>> Start Data records
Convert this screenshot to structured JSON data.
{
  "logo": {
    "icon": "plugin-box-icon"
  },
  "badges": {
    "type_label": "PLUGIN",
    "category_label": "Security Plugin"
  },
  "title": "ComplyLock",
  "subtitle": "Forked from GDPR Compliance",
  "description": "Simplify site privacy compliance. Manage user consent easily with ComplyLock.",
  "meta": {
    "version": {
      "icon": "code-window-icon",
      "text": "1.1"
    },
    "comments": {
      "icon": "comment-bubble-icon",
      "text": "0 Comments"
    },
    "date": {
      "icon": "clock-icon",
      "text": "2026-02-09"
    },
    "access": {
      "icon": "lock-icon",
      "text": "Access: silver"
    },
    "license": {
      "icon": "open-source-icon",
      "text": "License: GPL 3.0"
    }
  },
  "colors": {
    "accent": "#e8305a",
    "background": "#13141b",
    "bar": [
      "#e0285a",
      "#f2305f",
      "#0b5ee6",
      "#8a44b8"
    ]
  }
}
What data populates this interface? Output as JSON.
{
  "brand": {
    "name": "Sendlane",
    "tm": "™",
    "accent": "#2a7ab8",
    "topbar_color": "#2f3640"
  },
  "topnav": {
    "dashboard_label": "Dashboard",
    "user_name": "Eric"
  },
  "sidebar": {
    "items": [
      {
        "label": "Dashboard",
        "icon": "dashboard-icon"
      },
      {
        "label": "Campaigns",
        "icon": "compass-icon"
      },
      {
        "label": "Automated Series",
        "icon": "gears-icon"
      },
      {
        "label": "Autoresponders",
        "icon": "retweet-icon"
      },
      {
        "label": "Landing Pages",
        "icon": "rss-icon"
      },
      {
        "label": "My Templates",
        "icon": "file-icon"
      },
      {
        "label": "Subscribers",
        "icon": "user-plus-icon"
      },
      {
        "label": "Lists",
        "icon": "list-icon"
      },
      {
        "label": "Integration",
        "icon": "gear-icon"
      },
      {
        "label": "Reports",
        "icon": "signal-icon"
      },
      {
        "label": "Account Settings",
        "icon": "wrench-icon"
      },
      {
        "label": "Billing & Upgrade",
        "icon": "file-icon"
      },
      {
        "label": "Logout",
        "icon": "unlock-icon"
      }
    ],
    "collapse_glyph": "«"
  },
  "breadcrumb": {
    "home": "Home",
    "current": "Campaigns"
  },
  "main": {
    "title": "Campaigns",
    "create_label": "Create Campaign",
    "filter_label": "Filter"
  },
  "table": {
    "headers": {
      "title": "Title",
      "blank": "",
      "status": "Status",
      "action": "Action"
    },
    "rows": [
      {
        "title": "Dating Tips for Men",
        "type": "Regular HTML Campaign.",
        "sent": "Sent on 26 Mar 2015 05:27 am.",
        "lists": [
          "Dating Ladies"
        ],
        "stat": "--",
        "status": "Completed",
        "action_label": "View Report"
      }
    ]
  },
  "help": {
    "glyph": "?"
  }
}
>> End Data records
> Objective
Word for word, write out the data.

> Full output
Convert this screenshot to structured JSON data.
{
  "logo": {
    "icon": "plugin-box-icon"
  },
  "badges": {
    "type_label": "PLUGIN",
    "category_label": "Security Plugin"
  },
  "title": "ComplyLock",
  "subtitle": "Forked from GDPR Compliance",
  "description": "Simplify site privacy compliance. Manage user consent easily with ComplyLock.",
  "meta": {
    "version": {
      "icon": "code-window-icon",
      "text": "1.1"
    },
    "comments": {
      "icon": "comment-bubble-icon",
      "text": "0 Comments"
    },
    "date": {
      "icon": "clock-icon",
      "text": "2026-02-09"
    },
    "access": {
      "icon": "lock-icon",
      "text": "Access: silver"
    },
    "license": {
      "icon": "open-source-icon",
      "text": "License: GPL 3.0"
    }
  },
  "colors": {
    "accent": "#e8305a",
    "background": "#13141b",
    "bar": [
      "#e0285a",
      "#f2305f",
      "#0b5ee6",
      "#8a44b8"
    ]
  }
}
What data populates this interface? Output as JSON.
{
  "brand": {
    "name": "Sendlane",
    "tm": "™",
    "accent": "#2a7ab8",
    "topbar_color": "#2f3640"
  },
  "topnav": {
    "dashboard_label": "Dashboard",
    "user_name": "Eric"
  },
  "sidebar": {
    "items": [
      {
        "label": "Dashboard",
        "icon": "dashboard-icon"
      },
      {
        "label": "Campaigns",
        "icon": "compass-icon"
      },
      {
        "label": "Automated Series",
        "icon": "gears-icon"
      },
      {
        "label": "Autoresponders",
        "icon": "retweet-icon"
      },
      {
        "label": "Landing Pages",
        "icon": "rss-icon"
      },
      {
        "label": "My Templates",
        "icon": "file-icon"
      },
      {
        "label": "Subscribers",
        "icon": "user-plus-icon"
      },
      {
        "label": "Lists",
        "icon": "list-icon"
      },
      {
        "label": "Integration",
        "icon": "gear-icon"
      },
      {
        "label": "Reports",
        "icon": "signal-icon"
      },
      {
        "label": "Account Settings",
        "icon": "wrench-icon"
      },
      {
        "label": "Billing & Upgrade",
        "icon": "file-icon"
      },
      {
        "label": "Logout",
        "icon": "unlock-icon"
      }
    ],
    "collapse_glyph": "«"
  },
  "breadcrumb": {
    "home": "Home",
    "current": "Campaigns"
  },
  "main": {
    "title": "Campaigns",
    "create_label": "Create Campaign",
    "filter_label": "Filter"
  },
  "table": {
    "headers": {
      "title": "Title",
      "blank": "",
      "status": "Status",
      "action": "Action"
    },
    "rows": [
      {
        "title": "Dating Tips for Men",
        "type": "Regular HTML Campaign.",
        "sent": "Sent on 26 Mar 2015 05:27 am.",
        "lists": [
          "Dating Ladies"
        ],
        "stat": "--",
        "status": "Completed",
        "action_label": "View Report"
      }
    ]
  },
  "help": {
    "glyph": "?"
  }
}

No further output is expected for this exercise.